_REQUIRED ACTIONS_:
• 1. According to the text on stuttering therapy, how many times should a patient first practice saying a feared word with perfect technique?
• 2. Rewrite the paragraph beginning "The solution to this problem" from the text on stuttering therapy as a short list that keeps its main facts.
• 3. In the text on stuttering therapy, swap "wedding" for "graduation" and give the part starting at "In the next" and ending at "attended his wedding.".

In the next bar he soloed, that is, as soon as we had selected our person, I left and it was his task to both initiate conversation and sustain it with perfect technique. I chose a remarkably attractive woman and left. Twenty minutes later my patient skipped out of the bar in obvious delight and as he approached, pulled a slip of paper from his pocket, a slip bearing a phone number which she had given him.

I suggested that the night was young and that he continue to mass practice in as many of bars he could find until his fear was completely gone. This he agreed to do, and in the course of the next several days, he extinguished a lifelong fear. Two and a half year later I attended his wedding.

The same hierarchal procedure can be applied to deal with word or sound fears. A common example is the difficulty some stutterers have saying their name. The reason is obvious: one cannot word substitute one's name and it is often the first thing said in a conversation, where the peak of the stress is greatest. Many stutterers remember sitting in a classroom on the first day as the teacher went around the room having the students say their names. As their turn approached, the stress mounted to horrific proportions and the result was always a stutter.

With such a history it is no wonder that some patients, in order to avoid stuttering on their name, either always spell it or never leave home without a business card. One patient went so far as to have his name changed to one which he could say easily, only to discover that the stress had now shifted and he could not say his new name.

The solution to this problem of saying a feared word such as one's name is to first practice saying it with perfect technique a thousand times. Employing a leisurely pace, and practicing approximately a half hour a day, four days will produce the required number of repetitions. Following this, the patient is encouraged to repeat his name with perfect technique to the closest person he knows, whether it be a spouse, parent or best friend. Twenty five repetitions per day for a week suffices and he is to increase, on a daily basis, the number of people with whom this practice is performed.

The hierarchal concept is at work here since the patient starts first with the easiest, least fearsome, person and then progresses to more and more difficult ones.

The next step is to use lists of 800 numbers to make calls. When the operator responds, he is required, with perfect technique, to say his name and hang up. This may appear rude, but I have always justified it as the operator's momentary minor inconvenience against the patient's life.

_INFORMATION GIVEN_:

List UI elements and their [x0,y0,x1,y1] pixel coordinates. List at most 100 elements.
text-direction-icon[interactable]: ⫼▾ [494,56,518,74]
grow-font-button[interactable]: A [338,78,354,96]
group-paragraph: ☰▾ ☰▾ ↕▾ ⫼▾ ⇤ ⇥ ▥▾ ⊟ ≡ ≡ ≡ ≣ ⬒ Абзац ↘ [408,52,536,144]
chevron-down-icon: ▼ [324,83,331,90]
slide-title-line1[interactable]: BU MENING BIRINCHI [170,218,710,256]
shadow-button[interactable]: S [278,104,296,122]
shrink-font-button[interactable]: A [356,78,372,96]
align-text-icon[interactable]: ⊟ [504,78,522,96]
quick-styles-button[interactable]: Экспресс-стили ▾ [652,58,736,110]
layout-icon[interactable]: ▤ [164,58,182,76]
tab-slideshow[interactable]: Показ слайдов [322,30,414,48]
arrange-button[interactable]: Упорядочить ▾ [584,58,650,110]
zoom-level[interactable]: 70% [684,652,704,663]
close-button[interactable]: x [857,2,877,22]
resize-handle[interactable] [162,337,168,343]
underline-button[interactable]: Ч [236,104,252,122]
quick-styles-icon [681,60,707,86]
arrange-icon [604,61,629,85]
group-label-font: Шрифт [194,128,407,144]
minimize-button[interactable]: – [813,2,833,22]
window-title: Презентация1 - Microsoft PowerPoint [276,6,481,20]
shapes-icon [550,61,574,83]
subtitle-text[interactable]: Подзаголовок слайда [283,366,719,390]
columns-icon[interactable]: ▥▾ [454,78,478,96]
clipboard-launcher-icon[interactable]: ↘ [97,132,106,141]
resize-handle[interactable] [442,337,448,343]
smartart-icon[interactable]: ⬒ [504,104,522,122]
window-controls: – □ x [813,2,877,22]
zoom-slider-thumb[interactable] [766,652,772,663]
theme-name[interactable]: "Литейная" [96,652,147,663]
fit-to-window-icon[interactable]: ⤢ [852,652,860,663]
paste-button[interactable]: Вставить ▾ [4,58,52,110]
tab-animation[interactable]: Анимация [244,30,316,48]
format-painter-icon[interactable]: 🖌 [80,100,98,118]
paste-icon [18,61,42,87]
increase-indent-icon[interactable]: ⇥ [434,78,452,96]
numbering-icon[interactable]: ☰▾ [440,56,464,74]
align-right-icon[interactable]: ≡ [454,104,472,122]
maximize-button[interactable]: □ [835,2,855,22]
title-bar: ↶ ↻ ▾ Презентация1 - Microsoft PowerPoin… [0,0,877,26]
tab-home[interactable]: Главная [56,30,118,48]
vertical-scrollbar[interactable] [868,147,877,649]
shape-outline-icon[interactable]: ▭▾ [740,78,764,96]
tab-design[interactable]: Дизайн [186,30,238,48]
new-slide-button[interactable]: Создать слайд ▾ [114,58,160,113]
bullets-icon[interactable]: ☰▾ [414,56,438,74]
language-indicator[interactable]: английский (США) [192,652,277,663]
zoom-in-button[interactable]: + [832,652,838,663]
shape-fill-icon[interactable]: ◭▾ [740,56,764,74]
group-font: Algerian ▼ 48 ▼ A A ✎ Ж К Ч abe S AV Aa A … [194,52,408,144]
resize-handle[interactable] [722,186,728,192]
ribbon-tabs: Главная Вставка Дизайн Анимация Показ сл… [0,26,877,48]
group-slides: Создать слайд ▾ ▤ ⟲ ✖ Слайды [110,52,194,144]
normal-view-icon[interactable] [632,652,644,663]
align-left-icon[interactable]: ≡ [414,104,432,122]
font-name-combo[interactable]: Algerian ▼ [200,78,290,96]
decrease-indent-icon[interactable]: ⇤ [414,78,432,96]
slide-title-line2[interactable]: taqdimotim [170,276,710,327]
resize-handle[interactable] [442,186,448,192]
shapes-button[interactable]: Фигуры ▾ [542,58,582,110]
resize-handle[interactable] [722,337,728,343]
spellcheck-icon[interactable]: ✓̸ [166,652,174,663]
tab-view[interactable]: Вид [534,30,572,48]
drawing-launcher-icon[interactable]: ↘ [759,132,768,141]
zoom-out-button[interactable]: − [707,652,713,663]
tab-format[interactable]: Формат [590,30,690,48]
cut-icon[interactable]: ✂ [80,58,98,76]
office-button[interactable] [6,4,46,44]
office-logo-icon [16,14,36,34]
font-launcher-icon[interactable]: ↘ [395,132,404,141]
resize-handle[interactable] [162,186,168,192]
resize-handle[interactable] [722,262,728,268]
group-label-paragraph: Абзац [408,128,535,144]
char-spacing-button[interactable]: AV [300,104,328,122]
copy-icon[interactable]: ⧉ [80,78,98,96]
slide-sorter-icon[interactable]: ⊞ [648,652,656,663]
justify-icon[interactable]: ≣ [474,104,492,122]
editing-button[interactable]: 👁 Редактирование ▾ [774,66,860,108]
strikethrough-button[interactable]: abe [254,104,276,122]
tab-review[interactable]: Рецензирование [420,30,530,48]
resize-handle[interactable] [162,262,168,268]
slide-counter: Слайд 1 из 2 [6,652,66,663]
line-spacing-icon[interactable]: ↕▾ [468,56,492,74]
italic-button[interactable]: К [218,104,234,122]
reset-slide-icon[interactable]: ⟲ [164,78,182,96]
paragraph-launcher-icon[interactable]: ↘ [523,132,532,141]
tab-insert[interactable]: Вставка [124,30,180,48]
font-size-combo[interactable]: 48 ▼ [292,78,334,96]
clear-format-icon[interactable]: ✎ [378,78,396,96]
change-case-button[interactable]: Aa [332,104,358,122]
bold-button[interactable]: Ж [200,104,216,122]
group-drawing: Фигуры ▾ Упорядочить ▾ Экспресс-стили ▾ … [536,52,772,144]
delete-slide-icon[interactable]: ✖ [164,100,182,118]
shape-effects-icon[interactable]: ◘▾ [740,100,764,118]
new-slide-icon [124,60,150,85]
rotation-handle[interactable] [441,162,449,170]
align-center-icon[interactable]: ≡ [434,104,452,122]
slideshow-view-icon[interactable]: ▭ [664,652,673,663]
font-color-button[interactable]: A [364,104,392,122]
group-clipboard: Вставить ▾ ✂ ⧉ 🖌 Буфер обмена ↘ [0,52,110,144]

_SOLUTION SET_:
• 1. A thousand times.

• 2.
- First, practice saying the feared word, such as one's name, with perfect technique a thousand times.
- At a leisurely pace of about half an hour a day, this takes four days.
- Next, repeat the name with perfect technique to the closest person one knows, such as a spouse, parent or best friend.
- Do twenty-five repetitions per day for a week.
- Increase the number of people practiced with each day.

• 3.
In the next bar he soloed, that is, as soon as we had selected our person, I left and it was his task to both initiate conversation and sustain it with perfect technique. I chose a remarkably attractive woman and left. Twenty minutes later my patient skipped out of the bar in obvious delight and as he approached, pulled a slip of paper from his pocket, a slip bearing a phone number which she had given him.

I suggested that the night was young and that he continue to mass practice in as many of bars he could find until his fear was completely gone. This he agreed to do, and in the course of the next several days, he extinguished a lifelong fear. Two and a half year later I attended his graduation.